Records about charts and figures
--------------------------------------------------
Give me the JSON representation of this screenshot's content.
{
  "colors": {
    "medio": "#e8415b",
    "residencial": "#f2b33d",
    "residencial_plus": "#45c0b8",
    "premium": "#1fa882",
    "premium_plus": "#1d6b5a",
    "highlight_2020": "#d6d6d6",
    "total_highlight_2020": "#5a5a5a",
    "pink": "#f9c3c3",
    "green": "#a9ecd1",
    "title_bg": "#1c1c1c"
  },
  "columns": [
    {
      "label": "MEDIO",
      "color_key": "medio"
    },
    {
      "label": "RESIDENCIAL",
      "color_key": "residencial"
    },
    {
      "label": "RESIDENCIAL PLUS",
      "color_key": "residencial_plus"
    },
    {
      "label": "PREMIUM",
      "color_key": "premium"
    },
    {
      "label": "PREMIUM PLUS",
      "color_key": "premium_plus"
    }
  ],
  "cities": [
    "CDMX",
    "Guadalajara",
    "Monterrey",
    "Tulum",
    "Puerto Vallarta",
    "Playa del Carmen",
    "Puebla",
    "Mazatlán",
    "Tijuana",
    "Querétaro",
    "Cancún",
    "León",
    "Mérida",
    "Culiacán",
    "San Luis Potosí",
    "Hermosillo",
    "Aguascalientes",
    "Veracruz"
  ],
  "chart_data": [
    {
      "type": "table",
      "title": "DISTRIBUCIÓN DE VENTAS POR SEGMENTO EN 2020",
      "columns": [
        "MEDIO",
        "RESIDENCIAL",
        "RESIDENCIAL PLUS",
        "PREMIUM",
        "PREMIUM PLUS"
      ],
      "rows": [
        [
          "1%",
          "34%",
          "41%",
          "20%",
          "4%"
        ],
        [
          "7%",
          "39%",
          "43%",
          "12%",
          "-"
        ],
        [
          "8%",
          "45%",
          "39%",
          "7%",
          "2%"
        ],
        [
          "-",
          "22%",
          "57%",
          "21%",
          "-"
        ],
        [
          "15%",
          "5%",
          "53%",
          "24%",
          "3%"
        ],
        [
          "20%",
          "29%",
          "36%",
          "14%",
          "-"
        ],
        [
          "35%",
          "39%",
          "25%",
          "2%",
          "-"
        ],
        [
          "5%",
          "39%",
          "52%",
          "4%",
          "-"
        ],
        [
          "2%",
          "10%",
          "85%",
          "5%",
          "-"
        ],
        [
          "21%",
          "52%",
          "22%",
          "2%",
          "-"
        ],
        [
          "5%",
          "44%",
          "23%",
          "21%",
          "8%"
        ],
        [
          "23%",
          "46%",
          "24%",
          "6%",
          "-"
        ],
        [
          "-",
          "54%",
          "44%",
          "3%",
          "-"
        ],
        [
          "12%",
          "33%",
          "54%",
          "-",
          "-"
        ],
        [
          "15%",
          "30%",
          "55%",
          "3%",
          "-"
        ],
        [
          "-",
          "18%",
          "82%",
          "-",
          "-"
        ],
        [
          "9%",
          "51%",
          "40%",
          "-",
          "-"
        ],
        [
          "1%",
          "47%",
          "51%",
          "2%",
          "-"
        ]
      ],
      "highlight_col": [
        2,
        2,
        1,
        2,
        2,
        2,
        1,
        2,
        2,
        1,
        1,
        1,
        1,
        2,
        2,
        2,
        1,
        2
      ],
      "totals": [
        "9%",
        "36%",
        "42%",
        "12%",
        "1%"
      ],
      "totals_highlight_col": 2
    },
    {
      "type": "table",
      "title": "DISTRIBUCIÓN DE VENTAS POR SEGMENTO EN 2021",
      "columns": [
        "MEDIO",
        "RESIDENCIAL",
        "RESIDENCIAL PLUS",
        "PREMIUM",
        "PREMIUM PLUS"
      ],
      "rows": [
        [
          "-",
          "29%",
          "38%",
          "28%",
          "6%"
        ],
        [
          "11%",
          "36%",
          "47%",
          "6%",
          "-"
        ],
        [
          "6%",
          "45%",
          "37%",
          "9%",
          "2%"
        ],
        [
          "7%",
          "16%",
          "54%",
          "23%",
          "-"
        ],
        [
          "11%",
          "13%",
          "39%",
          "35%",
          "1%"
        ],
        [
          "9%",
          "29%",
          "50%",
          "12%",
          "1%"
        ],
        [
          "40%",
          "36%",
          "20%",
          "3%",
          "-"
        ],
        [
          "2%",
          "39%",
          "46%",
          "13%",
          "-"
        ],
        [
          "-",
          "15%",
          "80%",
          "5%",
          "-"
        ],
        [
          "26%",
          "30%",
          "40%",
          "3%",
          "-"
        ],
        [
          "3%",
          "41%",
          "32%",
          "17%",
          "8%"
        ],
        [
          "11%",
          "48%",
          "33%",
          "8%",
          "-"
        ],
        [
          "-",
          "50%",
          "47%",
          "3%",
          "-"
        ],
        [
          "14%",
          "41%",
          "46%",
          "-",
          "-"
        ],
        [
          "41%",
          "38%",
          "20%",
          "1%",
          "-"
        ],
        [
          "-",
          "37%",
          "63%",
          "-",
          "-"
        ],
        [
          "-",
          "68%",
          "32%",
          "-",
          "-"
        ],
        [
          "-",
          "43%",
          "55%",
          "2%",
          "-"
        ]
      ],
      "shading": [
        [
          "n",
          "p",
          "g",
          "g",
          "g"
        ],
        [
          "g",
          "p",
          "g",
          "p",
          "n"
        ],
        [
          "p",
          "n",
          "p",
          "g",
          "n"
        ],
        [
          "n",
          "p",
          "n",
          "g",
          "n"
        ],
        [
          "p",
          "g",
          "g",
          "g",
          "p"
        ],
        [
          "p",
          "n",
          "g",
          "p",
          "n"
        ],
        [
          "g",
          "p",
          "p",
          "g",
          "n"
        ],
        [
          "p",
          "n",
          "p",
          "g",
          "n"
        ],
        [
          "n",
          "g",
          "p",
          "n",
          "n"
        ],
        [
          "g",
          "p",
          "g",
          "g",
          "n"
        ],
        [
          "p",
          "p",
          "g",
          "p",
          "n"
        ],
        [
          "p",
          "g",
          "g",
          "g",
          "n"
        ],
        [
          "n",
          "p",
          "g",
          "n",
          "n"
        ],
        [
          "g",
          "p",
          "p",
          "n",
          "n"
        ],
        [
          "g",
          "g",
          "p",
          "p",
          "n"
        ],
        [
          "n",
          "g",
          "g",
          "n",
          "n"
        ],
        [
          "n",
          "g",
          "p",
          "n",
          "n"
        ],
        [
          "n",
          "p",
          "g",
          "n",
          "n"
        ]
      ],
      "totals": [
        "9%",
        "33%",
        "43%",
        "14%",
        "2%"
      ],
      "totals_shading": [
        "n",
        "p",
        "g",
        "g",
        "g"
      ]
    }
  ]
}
--------------------------------------------------
Challenge> Print all of the data exactly as it was given.

Result below>
Give me the JSON representation of this screenshot's content.
{
  "colors": {
    "medio": "#e8415b",
    "residencial": "#f2b33d",
    "residencial_plus": "#45c0b8",
    "premium": "#1fa882",
    "premium_plus": "#1d6b5a",
    "highlight_2020": "#d6d6d6",
    "total_highlight_2020": "#5a5a5a",
    "pink": "#f9c3c3",
    "green": "#a9ecd1",
    "title_bg": "#1c1c1c"
  },
  "columns": [
    {
      "label": "MEDIO",
      "color_key": "medio"
    },
    {
      "label": "RESIDENCIAL",
      "color_key": "residencial"
    },
    {
      "label": "RESIDENCIAL PLUS",
      "color_key": "residencial_plus"
    },
    {
      "label": "PREMIUM",
      "color_key": "premium"
    },
    {
      "label": "PREMIUM PLUS",
      "color_key": "premium_plus"
    }
  ],
  "cities": [
    "CDMX",
    "Guadalajara",
    "Monterrey",
    "Tulum",
    "Puerto Vallarta",
    "Playa del Carmen",
    "Puebla",
    "Mazatlán",
    "Tijuana",
    "Querétaro",
    "Cancún",
    "León",
    "Mérida",
    "Culiacán",
    "San Luis Potosí",
    "Hermosillo",
    "Aguascalientes",
    "Veracruz"
  ],
  "chart_data": [
    {
      "type": "table",
      "title": "DISTRIBUCIÓN DE VENTAS POR SEGMENTO EN 2020",
      "columns": [
        "MEDIO",
        "RESIDENCIAL",
        "RESIDENCIAL PLUS",
        "PREMIUM",
        "PREMIUM PLUS"
      ],
      "rows": [
        [
          "1%",
          "34%",
          "41%",
          "20%",
          "4%"
        ],
        [
          "7%",
          "39%",
          "43%",
          "12%",
          "-"
        ],
        [
          "8%",
          "45%",
          "39%",
          "7%",
          "2%"
        ],
        [
          "-",
          "22%",
          "57%",
          "21%",
          "-"
        ],
        [
          "15%",
          "5%",
          "53%",
          "24%",
          "3%"
        ],
        [
          "20%",
          "29%",
          "36%",
          "14%",
          "-"
        ],
        [
          "35%",
          "39%",
          "25%",
          "2%",
          "-"
        ],
        [
          "5%",
          "39%",
          "52%",
          "4%",
          "-"
        ],
        [
          "2%",
          "10%",
          "85%",
          "5%",
          "-"
        ],
        [
          "21%",
          "52%",
          "22%",
          "2%",
          "-"
        ],
        [
          "5%",
          "44%",
          "23%",
          "21%",
          "8%"
        ],
        [
          "23%",
          "46%",
          "24%",
          "6%",
          "-"
        ],
        [
          "-",
          "54%",
          "44%",
          "3%",
          "-"
        ],
        [
          "12%",
          "33%",
          "54%",
          "-",
          "-"
        ],
        [
          "15%",
          "30%",
          "55%",
          "3%",
          "-"
        ],
        [
          "-",
          "18%",
          "82%",
          "-",
          "-"
        ],
        [
          "9%",
          "51%",
          "40%",
          "-",
          "-"
        ],
        [
          "1%",
          "47%",
          "51%",
          "2%",
          "-"
        ]
      ],
      "highlight_col": [
        2,
        2,
        1,
        2,
        2,
        2,
        1,
        2,
        2,
        1,
        1,
        1,
        1,
        2,
        2,
        2,
        1,
        2
      ],
      "totals": [
        "9%",
        "36%",
        "42%",
        "12%",
        "1%"
      ],
      "totals_highlight_col": 2
    },
    {
      "type": "table",
      "title": "DISTRIBUCIÓN DE VENTAS POR SEGMENTO EN 2021",
      "columns": [
        "MEDIO",
        "RESIDENCIAL",
        "RESIDENCIAL PLUS",
        "PREMIUM",
        "PREMIUM PLUS"
      ],
      "rows": [
        [
          "-",
          "29%",
          "38%",
          "28%",
          "6%"
        ],
        [
          "11%",
          "36%",
          "47%",
          "6%",
          "-"
        ],
        [
          "6%",
          "45%",
          "37%",
          "9%",
          "2%"
        ],
        [
          "7%",
          "16%",
          "54%",
          "23%",
          "-"
        ],
        [
          "11%",
          "13%",
          "39%",
          "35%",
          "1%"
        ],
        [
          "9%",
          "29%",
          "50%",
          "12%",
          "1%"
        ],
        [
          "40%",
          "36%",
          "20%",
          "3%",
          "-"
        ],
        [
          "2%",
          "39%",
          "46%",
          "13%",
          "-"
        ],
        [
          "-",
          "15%",
          "80%",
          "5%",
          "-"
        ],
        [
          "26%",
          "30%",
          "40%",
          "3%",
          "-"
        ],
        [
          "3%",
          "41%",
          "32%",
          "17%",
          "8%"
        ],
        [
          "11%",
          "48%",
          "33%",
          "8%",
          "-"
        ],
        [
          "-",
          "50%",
          "47%",
          "3%",
          "-"
        ],
        [
          "14%",
          "41%",
          "46%",
          "-",
          "-"
        ],
        [
          "41%",
          "38%",
          "20%",
          "1%",
          "-"
        ],
        [
          "-",
          "37%",
          "63%",
          "-",
          "-"
        ],
        [
          "-",
          "68%",
          "32%",
          "-",
          "-"
        ],
        [
          "-",
          "43%",
          "55%",
          "2%",
          "-"
        ]
      ],
      "shading": [
        [
          "n",
          "p",
          "g",
          "g",
          "g"
        ],
        [
          "g",
          "p",
          "g",
          "p",
          "n"
        ],
        [
          "p",
          "n",
          "p",
          "g",
          "n"
        ],
        [
          "n",
          "p",
          "n",
          "g",
          "n"
        ],
        [
          "p",
          "g",
          "g",
          "g",
          "p"
        ],
        [
          "p",
          "n",
          "g",
          "p",
          "n"
        ],
        [
          "g",
          "p",
          "p",
          "g",
          "n"
        ],
        [
          "p",
          "n",
          "p",
          "g",
          "n"
        ],
        [
          "n",
          "g",
          "p",
          "n",
          "n"
        ],
        [
          "g",
          "p",
          "g",
          "g",
          "n"
        ],
        [
          "p",
          "p",
          "g",
          "p",
          "n"
        ],
        [
          "p",
          "g",
          "g",
          "g",
          "n"
        ],
        [
          "n",
          "p",
          "g",
          "n",
          "n"
        ],
        [
          "g",
          "p",
          "p",
          "n",
          "n"
        ],
        [
          "g",
          "g",
          "p",
          "p",
          "n"
        ],
        [
          "n",
          "g",
          "g",
          "n",
          "n"
        ],
        [
          "n",
          "g",
          "p",
          "n",
          "n"
        ],
        [
          "n",
          "p",
          "g",
          "n",
          "n"
        ]
      ],
      "totals": [
        "9%",
        "33%",
        "43%",
        "14%",
        "2%"
      ],
      "totals_shading": [
        "n",
        "p",
        "g",
        "g",
        "g"
      ]
    }
  ]
}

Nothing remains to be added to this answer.